Material for this task:
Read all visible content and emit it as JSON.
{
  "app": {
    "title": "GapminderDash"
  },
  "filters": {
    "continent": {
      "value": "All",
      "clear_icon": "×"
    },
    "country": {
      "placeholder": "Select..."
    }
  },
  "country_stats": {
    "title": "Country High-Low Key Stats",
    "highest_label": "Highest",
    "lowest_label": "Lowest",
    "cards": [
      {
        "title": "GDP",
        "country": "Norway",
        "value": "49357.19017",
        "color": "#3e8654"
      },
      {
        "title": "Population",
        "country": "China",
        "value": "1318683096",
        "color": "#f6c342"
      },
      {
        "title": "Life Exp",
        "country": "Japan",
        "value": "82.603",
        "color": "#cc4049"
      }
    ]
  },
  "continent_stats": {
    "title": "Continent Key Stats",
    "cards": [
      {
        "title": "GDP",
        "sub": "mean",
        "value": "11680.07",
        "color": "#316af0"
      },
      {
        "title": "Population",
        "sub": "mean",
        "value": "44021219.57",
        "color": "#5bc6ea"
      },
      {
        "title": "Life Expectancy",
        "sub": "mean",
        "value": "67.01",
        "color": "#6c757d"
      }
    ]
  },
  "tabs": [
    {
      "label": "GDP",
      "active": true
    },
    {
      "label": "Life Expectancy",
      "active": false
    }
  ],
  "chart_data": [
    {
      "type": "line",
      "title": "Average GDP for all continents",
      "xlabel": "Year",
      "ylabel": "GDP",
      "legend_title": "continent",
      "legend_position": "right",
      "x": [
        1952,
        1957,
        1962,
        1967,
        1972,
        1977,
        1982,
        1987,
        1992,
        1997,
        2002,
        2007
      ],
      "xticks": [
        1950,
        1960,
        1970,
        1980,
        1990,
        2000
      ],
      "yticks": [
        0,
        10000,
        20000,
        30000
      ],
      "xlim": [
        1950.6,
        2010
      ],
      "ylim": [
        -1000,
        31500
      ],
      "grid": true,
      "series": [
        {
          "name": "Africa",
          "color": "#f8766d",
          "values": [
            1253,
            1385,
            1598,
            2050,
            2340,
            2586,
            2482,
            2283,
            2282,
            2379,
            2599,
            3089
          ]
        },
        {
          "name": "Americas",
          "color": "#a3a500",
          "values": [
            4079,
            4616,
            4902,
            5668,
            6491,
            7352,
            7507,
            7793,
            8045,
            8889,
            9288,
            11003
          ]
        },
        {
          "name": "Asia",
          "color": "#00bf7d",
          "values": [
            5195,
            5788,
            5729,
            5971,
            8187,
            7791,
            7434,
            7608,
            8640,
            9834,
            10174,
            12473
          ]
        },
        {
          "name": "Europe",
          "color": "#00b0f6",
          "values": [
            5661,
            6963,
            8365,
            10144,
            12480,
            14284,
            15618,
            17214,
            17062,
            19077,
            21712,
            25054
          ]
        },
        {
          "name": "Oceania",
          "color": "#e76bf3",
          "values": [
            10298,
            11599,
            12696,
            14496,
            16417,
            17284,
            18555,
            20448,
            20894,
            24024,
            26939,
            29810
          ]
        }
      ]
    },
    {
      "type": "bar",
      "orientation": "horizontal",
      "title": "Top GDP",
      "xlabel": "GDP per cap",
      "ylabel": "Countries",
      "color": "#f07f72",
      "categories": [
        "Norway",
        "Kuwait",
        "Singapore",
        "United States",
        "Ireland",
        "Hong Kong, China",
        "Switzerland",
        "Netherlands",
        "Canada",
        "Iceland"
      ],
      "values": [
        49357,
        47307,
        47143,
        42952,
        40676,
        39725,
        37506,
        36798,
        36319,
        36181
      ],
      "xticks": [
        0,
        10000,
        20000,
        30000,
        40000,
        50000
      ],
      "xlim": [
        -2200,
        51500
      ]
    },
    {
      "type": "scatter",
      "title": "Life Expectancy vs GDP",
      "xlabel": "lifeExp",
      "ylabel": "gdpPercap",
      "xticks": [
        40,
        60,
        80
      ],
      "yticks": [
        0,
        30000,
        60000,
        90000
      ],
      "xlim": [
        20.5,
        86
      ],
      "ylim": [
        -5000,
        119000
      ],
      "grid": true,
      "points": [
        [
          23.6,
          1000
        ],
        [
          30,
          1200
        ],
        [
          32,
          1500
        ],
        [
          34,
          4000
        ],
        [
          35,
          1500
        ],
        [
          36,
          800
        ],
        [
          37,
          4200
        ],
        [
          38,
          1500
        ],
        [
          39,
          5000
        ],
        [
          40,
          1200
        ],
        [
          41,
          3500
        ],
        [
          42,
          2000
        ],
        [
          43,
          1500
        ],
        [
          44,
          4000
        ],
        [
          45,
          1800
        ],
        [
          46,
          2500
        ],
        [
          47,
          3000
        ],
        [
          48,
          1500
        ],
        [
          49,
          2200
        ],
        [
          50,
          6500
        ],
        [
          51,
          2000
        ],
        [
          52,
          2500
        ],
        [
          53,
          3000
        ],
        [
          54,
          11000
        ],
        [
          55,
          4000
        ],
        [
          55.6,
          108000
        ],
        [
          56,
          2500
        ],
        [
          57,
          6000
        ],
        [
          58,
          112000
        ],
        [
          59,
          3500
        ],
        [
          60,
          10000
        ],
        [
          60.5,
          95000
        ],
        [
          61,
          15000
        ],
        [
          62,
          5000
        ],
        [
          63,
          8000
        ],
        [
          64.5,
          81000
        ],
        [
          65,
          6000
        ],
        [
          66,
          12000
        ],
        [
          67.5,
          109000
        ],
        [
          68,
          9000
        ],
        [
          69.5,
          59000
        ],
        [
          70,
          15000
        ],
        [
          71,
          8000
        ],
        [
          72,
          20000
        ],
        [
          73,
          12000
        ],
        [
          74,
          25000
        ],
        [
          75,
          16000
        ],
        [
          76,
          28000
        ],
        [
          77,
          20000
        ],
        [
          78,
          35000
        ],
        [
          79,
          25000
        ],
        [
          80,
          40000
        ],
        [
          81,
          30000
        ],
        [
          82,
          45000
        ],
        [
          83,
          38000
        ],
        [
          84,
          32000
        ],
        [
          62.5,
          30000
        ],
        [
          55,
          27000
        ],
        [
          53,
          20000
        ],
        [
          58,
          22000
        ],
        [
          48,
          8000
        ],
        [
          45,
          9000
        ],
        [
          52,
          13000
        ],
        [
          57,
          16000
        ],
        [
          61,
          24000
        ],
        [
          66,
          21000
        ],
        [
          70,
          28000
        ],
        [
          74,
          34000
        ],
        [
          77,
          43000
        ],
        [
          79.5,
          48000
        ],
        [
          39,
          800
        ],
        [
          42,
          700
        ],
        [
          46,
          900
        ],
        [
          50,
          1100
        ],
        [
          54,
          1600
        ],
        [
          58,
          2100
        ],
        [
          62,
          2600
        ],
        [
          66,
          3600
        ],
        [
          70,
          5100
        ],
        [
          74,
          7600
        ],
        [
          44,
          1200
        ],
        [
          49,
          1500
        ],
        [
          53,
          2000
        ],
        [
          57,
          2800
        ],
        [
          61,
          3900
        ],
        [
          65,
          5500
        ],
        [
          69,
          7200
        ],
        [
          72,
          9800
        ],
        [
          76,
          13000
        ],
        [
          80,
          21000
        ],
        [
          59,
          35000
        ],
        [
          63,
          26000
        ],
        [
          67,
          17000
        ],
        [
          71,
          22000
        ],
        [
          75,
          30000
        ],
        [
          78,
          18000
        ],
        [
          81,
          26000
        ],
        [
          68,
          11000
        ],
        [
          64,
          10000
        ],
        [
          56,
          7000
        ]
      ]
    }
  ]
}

Direction:
Find every line above that contains the word "ylabel", and return each one.

Written answer:
      "ylabel": "GDP",
      "ylabel": "Countries",
      "ylabel": "gdpPercap",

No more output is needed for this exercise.